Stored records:
------------------------

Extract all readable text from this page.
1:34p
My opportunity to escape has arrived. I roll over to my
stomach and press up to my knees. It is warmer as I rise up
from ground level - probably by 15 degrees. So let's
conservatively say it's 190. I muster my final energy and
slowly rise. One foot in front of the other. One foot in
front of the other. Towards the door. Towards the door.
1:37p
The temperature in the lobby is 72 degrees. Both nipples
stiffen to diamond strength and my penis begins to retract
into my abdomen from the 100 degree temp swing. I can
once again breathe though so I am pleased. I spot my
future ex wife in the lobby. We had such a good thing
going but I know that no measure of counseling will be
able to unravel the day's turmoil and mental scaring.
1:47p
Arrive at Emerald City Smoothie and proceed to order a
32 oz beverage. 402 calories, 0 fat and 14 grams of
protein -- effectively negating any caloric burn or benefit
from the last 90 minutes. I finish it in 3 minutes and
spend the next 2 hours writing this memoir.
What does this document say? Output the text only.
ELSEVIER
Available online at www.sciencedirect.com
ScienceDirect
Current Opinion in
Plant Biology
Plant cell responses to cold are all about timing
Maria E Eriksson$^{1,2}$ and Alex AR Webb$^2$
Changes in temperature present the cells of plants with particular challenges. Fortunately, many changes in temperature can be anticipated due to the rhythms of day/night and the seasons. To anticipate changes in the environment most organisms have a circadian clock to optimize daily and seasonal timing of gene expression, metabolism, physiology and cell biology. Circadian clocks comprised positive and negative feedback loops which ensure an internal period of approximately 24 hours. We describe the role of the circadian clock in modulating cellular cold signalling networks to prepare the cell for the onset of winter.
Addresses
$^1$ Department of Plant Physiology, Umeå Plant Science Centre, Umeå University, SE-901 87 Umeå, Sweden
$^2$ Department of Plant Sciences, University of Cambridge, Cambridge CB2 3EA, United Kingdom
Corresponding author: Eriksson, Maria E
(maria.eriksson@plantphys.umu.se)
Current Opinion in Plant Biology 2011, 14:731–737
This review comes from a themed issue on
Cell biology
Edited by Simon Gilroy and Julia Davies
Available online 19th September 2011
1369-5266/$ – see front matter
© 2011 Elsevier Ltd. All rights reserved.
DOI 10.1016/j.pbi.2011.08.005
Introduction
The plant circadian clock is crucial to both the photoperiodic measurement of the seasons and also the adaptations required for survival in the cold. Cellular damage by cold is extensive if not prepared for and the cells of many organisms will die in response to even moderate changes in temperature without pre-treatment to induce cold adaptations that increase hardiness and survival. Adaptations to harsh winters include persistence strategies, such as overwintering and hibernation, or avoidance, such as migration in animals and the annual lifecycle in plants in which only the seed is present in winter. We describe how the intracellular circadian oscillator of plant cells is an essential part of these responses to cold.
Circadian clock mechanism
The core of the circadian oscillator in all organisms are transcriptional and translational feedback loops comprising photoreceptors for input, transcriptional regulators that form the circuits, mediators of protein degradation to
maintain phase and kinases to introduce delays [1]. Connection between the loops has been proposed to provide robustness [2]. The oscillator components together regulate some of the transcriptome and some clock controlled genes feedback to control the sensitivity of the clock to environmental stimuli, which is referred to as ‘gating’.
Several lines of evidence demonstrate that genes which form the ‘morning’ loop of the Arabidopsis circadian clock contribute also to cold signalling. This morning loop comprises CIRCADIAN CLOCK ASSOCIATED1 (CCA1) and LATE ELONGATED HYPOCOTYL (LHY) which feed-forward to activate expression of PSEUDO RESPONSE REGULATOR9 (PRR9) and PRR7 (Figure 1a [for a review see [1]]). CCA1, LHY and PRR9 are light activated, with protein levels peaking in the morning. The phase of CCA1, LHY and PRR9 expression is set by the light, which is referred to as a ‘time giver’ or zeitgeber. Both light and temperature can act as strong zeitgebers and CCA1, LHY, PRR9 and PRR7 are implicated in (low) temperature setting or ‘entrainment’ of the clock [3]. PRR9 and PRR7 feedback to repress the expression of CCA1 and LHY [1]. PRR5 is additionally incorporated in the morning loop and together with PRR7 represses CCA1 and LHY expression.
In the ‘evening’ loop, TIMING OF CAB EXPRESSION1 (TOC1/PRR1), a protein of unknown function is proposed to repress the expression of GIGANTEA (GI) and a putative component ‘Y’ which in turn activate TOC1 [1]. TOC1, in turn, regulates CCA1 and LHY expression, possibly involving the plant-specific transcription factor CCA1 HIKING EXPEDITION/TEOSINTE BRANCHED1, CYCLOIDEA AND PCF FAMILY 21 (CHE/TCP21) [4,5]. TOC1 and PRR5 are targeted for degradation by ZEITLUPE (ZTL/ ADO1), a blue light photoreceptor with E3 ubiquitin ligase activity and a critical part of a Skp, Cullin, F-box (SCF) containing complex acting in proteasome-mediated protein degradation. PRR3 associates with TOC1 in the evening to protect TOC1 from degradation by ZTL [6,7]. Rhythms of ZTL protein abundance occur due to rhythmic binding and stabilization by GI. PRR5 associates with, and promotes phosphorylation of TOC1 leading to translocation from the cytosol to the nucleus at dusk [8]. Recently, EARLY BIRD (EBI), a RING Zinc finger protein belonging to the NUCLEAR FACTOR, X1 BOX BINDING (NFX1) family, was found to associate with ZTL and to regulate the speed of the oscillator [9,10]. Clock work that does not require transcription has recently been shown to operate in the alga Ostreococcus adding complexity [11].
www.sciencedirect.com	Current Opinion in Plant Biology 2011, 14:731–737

------------------------

_Task to carry out_
Go through the lines above and copy any that contain "University".

_Task answer_
$^1$ Department of Plant Physiology, Umeå Plant Science Centre, Umeå University, SE-901 87 Umeå, Sweden
$^2$ Department of Plant Sciences, University of Cambridge, Cambridge CB2 3EA, United Kingdom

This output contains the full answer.